» **EXERCISE**
Could you edit the lines that begin at the one containing "Localize each UI" and end after the one containing "855, 507, 866]", changing "series-label" to "series-name" and leaving everything else untouched? Return only those lines.

-- EXTRACTED DATA start --

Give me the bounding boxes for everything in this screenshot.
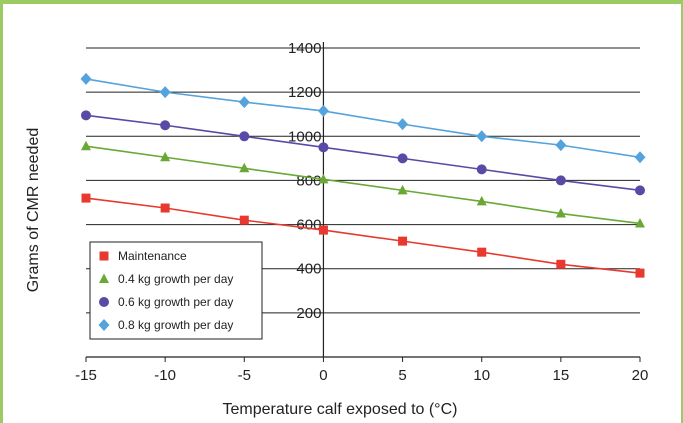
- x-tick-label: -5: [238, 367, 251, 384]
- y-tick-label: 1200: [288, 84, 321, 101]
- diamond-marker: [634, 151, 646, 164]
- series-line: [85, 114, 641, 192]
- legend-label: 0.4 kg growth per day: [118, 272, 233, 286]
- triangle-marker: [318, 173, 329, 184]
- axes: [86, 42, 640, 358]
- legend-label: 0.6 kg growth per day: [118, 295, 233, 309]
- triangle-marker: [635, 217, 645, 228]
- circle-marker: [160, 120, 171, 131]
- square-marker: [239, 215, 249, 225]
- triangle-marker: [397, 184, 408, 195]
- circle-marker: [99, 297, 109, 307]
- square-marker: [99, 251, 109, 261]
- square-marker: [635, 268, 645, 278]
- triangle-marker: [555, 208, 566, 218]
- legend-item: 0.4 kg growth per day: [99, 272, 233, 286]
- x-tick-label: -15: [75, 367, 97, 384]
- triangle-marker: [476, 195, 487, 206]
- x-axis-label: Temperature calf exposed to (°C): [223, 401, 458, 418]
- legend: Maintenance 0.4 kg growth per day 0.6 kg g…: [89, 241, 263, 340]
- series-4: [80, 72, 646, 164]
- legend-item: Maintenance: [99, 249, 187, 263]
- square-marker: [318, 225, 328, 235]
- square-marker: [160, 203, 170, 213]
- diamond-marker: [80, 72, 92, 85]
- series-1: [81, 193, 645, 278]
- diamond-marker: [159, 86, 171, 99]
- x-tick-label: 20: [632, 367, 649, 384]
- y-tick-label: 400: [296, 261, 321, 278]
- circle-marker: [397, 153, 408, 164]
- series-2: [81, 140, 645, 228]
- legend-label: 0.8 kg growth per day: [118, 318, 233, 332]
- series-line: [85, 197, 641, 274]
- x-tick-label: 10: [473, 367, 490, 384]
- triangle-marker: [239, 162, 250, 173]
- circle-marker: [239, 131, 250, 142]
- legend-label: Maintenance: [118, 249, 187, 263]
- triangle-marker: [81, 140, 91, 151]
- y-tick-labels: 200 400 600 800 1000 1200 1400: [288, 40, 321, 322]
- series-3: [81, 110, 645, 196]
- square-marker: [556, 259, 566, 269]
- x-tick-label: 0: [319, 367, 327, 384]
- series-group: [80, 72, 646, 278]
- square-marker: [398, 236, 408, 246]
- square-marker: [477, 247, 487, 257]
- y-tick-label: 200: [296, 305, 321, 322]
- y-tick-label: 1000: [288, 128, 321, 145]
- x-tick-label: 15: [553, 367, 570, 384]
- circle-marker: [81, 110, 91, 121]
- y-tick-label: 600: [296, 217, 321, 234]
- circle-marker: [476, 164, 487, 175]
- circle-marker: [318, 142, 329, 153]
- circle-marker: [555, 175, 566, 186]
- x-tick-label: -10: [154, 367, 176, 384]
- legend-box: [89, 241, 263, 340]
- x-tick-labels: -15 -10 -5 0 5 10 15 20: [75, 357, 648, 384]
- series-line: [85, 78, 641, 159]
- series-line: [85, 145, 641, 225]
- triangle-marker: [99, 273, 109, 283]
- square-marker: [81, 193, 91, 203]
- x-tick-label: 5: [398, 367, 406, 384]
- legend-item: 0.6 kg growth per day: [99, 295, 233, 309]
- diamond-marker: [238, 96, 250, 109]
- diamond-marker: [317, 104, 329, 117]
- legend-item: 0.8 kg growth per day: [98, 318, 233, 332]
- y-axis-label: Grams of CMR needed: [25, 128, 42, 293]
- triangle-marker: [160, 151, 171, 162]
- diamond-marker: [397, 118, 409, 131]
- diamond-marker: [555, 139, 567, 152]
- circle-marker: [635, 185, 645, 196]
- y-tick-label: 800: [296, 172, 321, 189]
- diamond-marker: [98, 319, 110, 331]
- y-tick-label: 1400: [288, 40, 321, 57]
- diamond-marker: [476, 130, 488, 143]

-- EXTRACTED DATA end --
-- EXTRACTED DATA start --

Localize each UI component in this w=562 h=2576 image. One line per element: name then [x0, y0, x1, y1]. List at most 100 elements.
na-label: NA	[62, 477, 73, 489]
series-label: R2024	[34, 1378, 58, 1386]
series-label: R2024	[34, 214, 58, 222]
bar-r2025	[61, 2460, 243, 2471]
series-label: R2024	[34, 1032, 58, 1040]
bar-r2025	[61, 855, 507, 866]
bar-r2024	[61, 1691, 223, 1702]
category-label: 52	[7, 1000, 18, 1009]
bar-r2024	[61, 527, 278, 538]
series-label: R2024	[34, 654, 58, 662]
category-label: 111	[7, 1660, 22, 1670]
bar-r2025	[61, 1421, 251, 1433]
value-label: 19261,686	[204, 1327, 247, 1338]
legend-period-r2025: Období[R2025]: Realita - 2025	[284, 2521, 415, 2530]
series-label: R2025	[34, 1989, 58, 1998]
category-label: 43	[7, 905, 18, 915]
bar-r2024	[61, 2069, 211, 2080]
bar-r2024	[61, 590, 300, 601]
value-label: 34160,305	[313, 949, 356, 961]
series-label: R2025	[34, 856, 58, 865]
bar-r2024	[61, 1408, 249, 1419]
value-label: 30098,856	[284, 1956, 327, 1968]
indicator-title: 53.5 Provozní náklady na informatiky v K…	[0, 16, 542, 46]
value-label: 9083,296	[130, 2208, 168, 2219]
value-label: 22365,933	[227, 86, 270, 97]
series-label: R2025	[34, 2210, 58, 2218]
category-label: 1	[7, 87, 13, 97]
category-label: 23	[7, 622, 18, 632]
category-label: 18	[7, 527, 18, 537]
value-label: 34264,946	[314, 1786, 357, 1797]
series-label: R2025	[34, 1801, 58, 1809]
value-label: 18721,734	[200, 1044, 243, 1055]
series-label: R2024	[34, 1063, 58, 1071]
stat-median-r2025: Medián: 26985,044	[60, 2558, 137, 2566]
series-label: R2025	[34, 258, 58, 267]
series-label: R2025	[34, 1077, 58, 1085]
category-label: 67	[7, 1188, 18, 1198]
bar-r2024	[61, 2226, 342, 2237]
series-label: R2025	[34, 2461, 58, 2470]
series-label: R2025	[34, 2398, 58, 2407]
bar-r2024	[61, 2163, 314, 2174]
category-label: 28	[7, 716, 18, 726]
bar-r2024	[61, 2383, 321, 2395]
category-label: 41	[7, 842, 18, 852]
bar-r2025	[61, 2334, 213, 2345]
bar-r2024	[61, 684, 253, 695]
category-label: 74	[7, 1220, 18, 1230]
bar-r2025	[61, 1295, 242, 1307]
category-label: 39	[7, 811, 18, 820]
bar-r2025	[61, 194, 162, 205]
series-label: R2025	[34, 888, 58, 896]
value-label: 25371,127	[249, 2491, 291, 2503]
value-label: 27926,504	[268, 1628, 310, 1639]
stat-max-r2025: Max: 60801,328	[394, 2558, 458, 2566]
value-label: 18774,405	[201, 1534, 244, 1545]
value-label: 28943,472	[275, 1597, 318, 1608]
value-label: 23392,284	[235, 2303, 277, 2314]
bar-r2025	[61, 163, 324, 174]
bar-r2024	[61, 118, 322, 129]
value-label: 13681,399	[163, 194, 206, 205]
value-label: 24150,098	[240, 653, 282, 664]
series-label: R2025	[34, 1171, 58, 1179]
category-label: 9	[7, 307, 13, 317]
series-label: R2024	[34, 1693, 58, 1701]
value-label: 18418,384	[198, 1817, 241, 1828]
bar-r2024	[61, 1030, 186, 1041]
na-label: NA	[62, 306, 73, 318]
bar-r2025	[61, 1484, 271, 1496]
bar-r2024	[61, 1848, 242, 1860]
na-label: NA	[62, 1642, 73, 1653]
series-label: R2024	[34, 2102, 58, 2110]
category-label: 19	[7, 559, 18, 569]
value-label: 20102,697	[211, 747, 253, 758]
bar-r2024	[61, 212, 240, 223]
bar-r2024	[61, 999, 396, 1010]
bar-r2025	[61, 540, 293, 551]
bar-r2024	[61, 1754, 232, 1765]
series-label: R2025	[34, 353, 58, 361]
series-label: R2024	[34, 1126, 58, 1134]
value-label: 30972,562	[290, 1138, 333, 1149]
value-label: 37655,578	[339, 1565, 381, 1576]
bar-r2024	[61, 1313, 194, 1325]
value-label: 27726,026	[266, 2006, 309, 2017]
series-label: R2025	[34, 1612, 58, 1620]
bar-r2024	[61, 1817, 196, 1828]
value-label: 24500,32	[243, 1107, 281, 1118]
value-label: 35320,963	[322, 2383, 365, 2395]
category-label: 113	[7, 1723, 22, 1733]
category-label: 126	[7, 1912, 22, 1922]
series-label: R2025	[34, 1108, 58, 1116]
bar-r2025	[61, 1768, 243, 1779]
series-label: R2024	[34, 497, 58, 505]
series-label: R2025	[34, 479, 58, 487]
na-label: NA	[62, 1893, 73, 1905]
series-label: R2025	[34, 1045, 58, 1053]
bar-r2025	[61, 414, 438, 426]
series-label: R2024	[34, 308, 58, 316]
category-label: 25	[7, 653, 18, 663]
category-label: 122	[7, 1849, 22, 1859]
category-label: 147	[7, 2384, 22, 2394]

-- EXTRACTED DATA end --

» **THE REPLY**
Localize each UI component in this w=562 h=2576 image. One line per element: name then [x0, y0, x1, y1]. List at most 100 elements.
na-label: NA	[62, 477, 73, 489]
series-name: R2024	[34, 1378, 58, 1386]
series-name: R2024	[34, 214, 58, 222]
bar-r2025	[61, 2460, 243, 2471]
series-name: R2024	[34, 1032, 58, 1040]
bar-r2025	[61, 855, 507, 866]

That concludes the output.